**EXERCISE PROMPT**
All the data must come back unchanged, except that pictures are left out.

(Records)
%%

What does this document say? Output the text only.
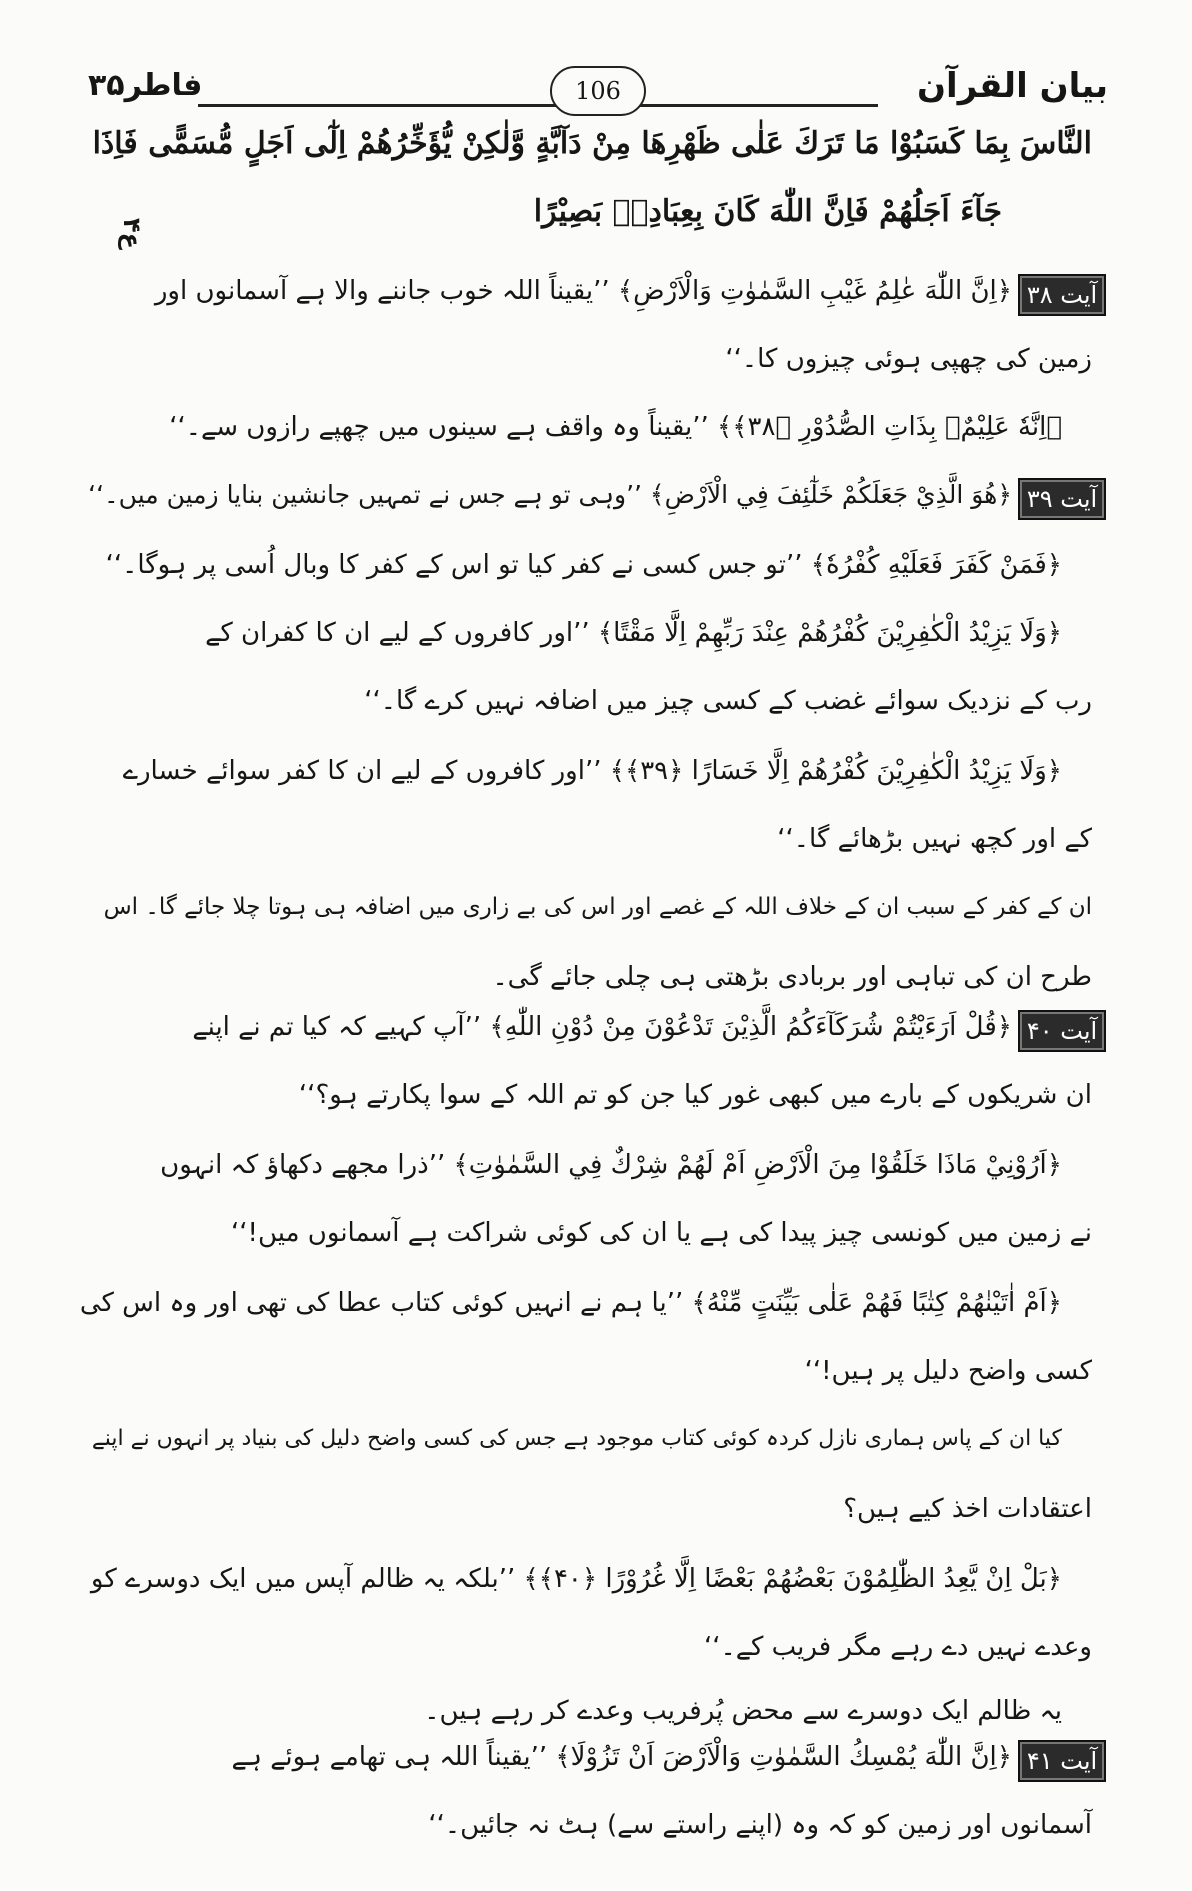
فاطر۳۵	106	بیان القرآن
ع۴
آیت ۳۸
آیت ۳۹
آیت ۴۰
آیت ۴۱
النَّاسَ بِمَا كَسَبُوْا مَا تَرَكَ عَلٰى ظَهْرِهَا مِنْ دَآبَّةٍ وَّلٰكِنْ يُّؤَخِّرُهُمْ اِلٰٓى اَجَلٍ مُّسَمًّى فَاِذَا
جَآءَ اَجَلُهُمْ فَاِنَّ اللّٰهَ كَانَ بِعِبَادِهٖ بَصِيْرًا
﴿اِنَّ اللّٰهَ عٰلِمُ غَيْبِ السَّمٰوٰتِ وَالْاَرْضِ﴾ ’’یقیناً اللہ خوب جاننے والا ہے آسمانوں اور
زمین کی چھپی ہوئی چیزوں کا۔‘‘
﴿اِنَّهٗ عَلِيْمٌۢ بِذَاتِ الصُّدُوْرِ ﴿۳۸﴾﴾ ’’یقیناً وہ واقف ہے سینوں میں چھپے رازوں سے۔‘‘
﴿هُوَ الَّذِيْ جَعَلَكُمْ خَلٰٓئِفَ فِي الْاَرْضِ﴾ ’’وہی تو ہے جس نے تمہیں جانشین بنایا زمین میں۔‘‘
﴿فَمَنْ كَفَرَ فَعَلَيْهِ كُفْرُهٗ﴾ ’’تو جس کسی نے کفر کیا تو اس کے کفر کا وبال اُسی پر ہوگا۔‘‘
﴿وَلَا يَزِيْدُ الْكٰفِرِيْنَ كُفْرُهُمْ عِنْدَ رَبِّهِمْ اِلَّا مَقْتًا﴾ ’’اور کافروں کے لیے ان کا کفران کے
رب کے نزدیک سوائے غضب کے کسی چیز میں اضافہ نہیں کرے گا۔‘‘
﴿وَلَا يَزِيْدُ الْكٰفِرِيْنَ كُفْرُهُمْ اِلَّا خَسَارًا ﴿۳۹﴾﴾ ’’اور کافروں کے لیے ان کا کفر سوائے خسارے
کے اور کچھ نہیں بڑھائے گا۔‘‘
ان کے کفر کے سبب ان کے خلاف اللہ کے غصے اور اس کی بے زاری میں اضافہ ہی ہوتا چلا جائے گا۔ اس
طرح ان کی تباہی اور بربادی بڑھتی ہی چلی جائے گی۔
﴿قُلْ اَرَءَيْتُمْ شُرَكَآءَكُمُ الَّذِيْنَ تَدْعُوْنَ مِنْ دُوْنِ اللّٰهِ﴾ ’’آپ کہیے کہ کیا تم نے اپنے
ان شریکوں کے بارے میں کبھی غور کیا جن کو تم اللہ کے سوا پکارتے ہو؟‘‘
﴿اَرُوْنِيْ مَاذَا خَلَقُوْا مِنَ الْاَرْضِ اَمْ لَهُمْ شِرْكٌ فِي السَّمٰوٰتِ﴾ ’’ذرا مجھے دکھاؤ کہ انہوں
نے زمین میں کونسی چیز پیدا کی ہے یا ان کی کوئی شراکت ہے آسمانوں میں!‘‘
﴿اَمْ اٰتَيْنٰهُمْ كِتٰبًا فَهُمْ عَلٰى بَيِّنَتٍ مِّنْهُ﴾ ’’یا ہم نے انہیں کوئی کتاب عطا کی تھی اور وہ اس کی
کسی واضح دلیل پر ہیں!‘‘
کیا ان کے پاس ہماری نازل کردہ کوئی کتاب موجود ہے جس کی کسی واضح دلیل کی بنیاد پر انہوں نے اپنے
اعتقادات اخذ کیے ہیں؟
﴿بَلْ اِنْ يَّعِدُ الظّٰلِمُوْنَ بَعْضُهُمْ بَعْضًا اِلَّا غُرُوْرًا ﴿۴۰﴾﴾ ’’بلکہ یہ ظالم آپس میں ایک دوسرے کو
وعدے نہیں دے رہے مگر فریب کے۔‘‘
یہ ظالم ایک دوسرے سے محض پُرفریب وعدے کر رہے ہیں۔
﴿اِنَّ اللّٰهَ يُمْسِكُ السَّمٰوٰتِ وَالْاَرْضَ اَنْ تَزُوْلَا﴾ ’’یقیناً اللہ ہی تھامے ہوئے ہے
آسمانوں اور زمین کو کہ وہ (اپنے راستے سے) ہٹ نہ جائیں۔‘‘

%%

**OUTPUT FOR THIS EXERCISE**
What does this document say? Output the text only.
فاطر۳۵	106	بیان القرآن
ع۴
آیت ۳۸
آیت ۳۹
آیت ۴۰
آیت ۴۱
النَّاسَ بِمَا كَسَبُوْا مَا تَرَكَ عَلٰى ظَهْرِهَا مِنْ دَآبَّةٍ وَّلٰكِنْ يُّؤَخِّرُهُمْ اِلٰٓى اَجَلٍ مُّسَمًّى فَاِذَا
جَآءَ اَجَلُهُمْ فَاِنَّ اللّٰهَ كَانَ بِعِبَادِهٖ بَصِيْرًا
﴿اِنَّ اللّٰهَ عٰلِمُ غَيْبِ السَّمٰوٰتِ وَالْاَرْضِ﴾ ’’یقیناً اللہ خوب جاننے والا ہے آسمانوں اور
زمین کی چھپی ہوئی چیزوں کا۔‘‘
﴿اِنَّهٗ عَلِيْمٌۢ بِذَاتِ الصُّدُوْرِ ﴿۳۸﴾﴾ ’’یقیناً وہ واقف ہے سینوں میں چھپے رازوں سے۔‘‘
﴿هُوَ الَّذِيْ جَعَلَكُمْ خَلٰٓئِفَ فِي الْاَرْضِ﴾ ’’وہی تو ہے جس نے تمہیں جانشین بنایا زمین میں۔‘‘
﴿فَمَنْ كَفَرَ فَعَلَيْهِ كُفْرُهٗ﴾ ’’تو جس کسی نے کفر کیا تو اس کے کفر کا وبال اُسی پر ہوگا۔‘‘
﴿وَلَا يَزِيْدُ الْكٰفِرِيْنَ كُفْرُهُمْ عِنْدَ رَبِّهِمْ اِلَّا مَقْتًا﴾ ’’اور کافروں کے لیے ان کا کفران کے
رب کے نزدیک سوائے غضب کے کسی چیز میں اضافہ نہیں کرے گا۔‘‘
﴿وَلَا يَزِيْدُ الْكٰفِرِيْنَ كُفْرُهُمْ اِلَّا خَسَارًا ﴿۳۹﴾﴾ ’’اور کافروں کے لیے ان کا کفر سوائے خسارے
کے اور کچھ نہیں بڑھائے گا۔‘‘
ان کے کفر کے سبب ان کے خلاف اللہ کے غصے اور اس کی بے زاری میں اضافہ ہی ہوتا چلا جائے گا۔ اس
طرح ان کی تباہی اور بربادی بڑھتی ہی چلی جائے گی۔
﴿قُلْ اَرَءَيْتُمْ شُرَكَآءَكُمُ الَّذِيْنَ تَدْعُوْنَ مِنْ دُوْنِ اللّٰهِ﴾ ’’آپ کہیے کہ کیا تم نے اپنے
ان شریکوں کے بارے میں کبھی غور کیا جن کو تم اللہ کے سوا پکارتے ہو؟‘‘
﴿اَرُوْنِيْ مَاذَا خَلَقُوْا مِنَ الْاَرْضِ اَمْ لَهُمْ شِرْكٌ فِي السَّمٰوٰتِ﴾ ’’ذرا مجھے دکھاؤ کہ انہوں
نے زمین میں کونسی چیز پیدا کی ہے یا ان کی کوئی شراکت ہے آسمانوں میں!‘‘
﴿اَمْ اٰتَيْنٰهُمْ كِتٰبًا فَهُمْ عَلٰى بَيِّنَتٍ مِّنْهُ﴾ ’’یا ہم نے انہیں کوئی کتاب عطا کی تھی اور وہ اس کی
کسی واضح دلیل پر ہیں!‘‘
کیا ان کے پاس ہماری نازل کردہ کوئی کتاب موجود ہے جس کی کسی واضح دلیل کی بنیاد پر انہوں نے اپنے
اعتقادات اخذ کیے ہیں؟
﴿بَلْ اِنْ يَّعِدُ الظّٰلِمُوْنَ بَعْضُهُمْ بَعْضًا اِلَّا غُرُوْرًا ﴿۴۰﴾﴾ ’’بلکہ یہ ظالم آپس میں ایک دوسرے کو
وعدے نہیں دے رہے مگر فریب کے۔‘‘
یہ ظالم ایک دوسرے سے محض پُرفریب وعدے کر رہے ہیں۔
﴿اِنَّ اللّٰهَ يُمْسِكُ السَّمٰوٰتِ وَالْاَرْضَ اَنْ تَزُوْلَا﴾ ’’یقیناً اللہ ہی تھامے ہوئے ہے
آسمانوں اور زمین کو کہ وہ (اپنے راستے سے) ہٹ نہ جائیں۔‘‘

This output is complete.